__Your instructions__
In the material below, identify each line bearing the word "hamburger". Reproduce those lines.

***** Records *****

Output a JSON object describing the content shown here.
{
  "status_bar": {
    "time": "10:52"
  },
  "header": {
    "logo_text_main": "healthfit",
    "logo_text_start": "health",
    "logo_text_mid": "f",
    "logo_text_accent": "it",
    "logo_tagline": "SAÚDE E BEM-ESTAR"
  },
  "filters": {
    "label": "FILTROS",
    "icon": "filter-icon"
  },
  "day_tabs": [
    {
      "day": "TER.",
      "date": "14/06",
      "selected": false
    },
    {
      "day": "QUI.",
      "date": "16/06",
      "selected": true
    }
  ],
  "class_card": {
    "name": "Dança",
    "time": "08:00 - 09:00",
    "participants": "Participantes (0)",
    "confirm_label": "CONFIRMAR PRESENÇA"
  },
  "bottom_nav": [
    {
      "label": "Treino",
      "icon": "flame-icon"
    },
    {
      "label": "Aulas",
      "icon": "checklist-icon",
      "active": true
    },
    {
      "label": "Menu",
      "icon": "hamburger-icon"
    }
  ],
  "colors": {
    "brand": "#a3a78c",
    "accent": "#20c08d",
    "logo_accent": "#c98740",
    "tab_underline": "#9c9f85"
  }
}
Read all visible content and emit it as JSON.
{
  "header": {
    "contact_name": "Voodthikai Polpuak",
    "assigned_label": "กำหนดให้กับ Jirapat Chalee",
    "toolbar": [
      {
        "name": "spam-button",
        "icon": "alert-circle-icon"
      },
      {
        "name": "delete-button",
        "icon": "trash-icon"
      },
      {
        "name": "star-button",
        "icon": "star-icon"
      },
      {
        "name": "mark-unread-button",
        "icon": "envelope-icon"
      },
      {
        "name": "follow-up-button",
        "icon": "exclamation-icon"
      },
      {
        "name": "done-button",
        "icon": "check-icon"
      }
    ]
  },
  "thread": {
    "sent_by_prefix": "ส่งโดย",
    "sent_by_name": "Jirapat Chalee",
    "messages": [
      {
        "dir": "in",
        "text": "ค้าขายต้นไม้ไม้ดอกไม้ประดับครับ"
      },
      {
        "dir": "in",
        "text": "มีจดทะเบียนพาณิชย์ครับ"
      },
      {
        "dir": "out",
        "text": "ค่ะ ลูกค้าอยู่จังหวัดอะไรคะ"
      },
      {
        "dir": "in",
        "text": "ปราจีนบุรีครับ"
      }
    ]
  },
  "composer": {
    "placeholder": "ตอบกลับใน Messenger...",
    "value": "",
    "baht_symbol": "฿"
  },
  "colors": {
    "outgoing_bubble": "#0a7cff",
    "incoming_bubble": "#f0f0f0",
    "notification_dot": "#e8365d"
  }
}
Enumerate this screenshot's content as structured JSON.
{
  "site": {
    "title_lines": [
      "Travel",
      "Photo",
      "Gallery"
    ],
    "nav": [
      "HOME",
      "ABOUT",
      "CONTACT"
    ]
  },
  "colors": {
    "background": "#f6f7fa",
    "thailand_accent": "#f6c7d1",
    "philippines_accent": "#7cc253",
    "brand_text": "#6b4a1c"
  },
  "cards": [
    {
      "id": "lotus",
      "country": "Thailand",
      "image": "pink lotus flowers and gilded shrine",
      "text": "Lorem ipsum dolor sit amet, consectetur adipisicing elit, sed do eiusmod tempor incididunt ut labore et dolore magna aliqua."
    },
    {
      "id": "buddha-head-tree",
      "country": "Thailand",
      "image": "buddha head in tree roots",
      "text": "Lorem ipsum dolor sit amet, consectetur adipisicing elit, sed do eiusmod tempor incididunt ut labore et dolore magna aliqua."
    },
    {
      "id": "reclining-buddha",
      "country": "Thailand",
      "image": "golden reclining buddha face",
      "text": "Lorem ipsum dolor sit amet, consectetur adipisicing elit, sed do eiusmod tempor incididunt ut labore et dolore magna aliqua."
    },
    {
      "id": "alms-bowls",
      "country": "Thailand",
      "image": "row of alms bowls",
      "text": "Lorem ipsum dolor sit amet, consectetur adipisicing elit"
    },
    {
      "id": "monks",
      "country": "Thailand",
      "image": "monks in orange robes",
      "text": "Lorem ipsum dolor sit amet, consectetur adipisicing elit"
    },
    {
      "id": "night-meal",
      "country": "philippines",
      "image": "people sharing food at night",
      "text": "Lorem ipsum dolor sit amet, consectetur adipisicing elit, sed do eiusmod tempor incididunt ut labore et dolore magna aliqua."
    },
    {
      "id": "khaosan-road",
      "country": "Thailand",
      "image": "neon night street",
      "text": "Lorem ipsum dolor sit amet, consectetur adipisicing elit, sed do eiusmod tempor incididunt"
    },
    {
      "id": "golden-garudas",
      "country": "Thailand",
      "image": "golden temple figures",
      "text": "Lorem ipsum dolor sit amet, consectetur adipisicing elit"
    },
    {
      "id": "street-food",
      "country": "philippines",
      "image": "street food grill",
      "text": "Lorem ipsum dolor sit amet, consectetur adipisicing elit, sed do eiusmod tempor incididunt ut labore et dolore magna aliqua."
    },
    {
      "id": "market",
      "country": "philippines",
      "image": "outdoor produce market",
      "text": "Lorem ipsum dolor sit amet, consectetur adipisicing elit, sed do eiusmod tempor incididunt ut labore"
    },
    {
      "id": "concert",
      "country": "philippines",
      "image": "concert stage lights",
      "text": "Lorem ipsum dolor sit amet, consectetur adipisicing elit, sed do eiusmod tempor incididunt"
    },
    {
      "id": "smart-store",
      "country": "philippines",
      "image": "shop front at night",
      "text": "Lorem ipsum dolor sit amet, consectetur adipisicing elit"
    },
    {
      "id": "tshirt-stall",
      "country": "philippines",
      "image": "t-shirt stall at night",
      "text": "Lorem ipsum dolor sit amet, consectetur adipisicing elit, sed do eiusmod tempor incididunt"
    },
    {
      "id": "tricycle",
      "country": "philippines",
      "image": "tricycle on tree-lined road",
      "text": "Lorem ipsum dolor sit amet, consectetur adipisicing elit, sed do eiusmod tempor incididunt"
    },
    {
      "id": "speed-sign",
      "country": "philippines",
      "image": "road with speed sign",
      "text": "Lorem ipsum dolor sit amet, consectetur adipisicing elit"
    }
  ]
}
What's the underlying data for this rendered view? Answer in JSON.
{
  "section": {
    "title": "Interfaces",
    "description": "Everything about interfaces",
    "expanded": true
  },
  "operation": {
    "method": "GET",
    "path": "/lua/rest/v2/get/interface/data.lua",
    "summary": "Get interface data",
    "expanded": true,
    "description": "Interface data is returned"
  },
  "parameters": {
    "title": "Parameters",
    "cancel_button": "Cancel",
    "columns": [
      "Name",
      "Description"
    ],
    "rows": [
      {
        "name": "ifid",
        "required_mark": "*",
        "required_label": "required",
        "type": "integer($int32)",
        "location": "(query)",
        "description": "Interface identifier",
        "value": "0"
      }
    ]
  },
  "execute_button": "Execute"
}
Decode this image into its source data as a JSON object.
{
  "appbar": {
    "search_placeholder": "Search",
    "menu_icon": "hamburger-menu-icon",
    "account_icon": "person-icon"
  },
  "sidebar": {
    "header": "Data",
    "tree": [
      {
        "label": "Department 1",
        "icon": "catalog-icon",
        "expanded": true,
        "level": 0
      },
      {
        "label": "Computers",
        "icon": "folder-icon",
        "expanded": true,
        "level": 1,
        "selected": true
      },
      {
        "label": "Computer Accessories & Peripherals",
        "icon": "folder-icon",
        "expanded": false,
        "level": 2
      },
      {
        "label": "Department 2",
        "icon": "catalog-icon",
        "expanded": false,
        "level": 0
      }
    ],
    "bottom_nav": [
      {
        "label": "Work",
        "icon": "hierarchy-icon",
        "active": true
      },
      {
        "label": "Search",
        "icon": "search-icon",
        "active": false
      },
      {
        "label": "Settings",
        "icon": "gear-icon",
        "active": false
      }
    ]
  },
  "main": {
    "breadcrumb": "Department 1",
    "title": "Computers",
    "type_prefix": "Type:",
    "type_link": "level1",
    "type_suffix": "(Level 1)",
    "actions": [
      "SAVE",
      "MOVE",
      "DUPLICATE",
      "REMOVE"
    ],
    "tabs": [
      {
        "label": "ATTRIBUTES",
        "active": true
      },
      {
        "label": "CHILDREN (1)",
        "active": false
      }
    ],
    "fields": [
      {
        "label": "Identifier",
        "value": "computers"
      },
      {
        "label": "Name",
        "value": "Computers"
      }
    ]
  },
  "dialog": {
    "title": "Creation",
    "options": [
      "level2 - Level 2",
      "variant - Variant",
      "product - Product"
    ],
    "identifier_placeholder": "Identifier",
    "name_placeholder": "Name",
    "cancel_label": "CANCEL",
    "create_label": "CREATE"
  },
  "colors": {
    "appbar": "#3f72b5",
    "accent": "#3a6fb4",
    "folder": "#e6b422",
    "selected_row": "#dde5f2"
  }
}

*****

__Solution__
      "icon": "hamburger-icon"
    "menu_icon": "hamburger-menu-icon",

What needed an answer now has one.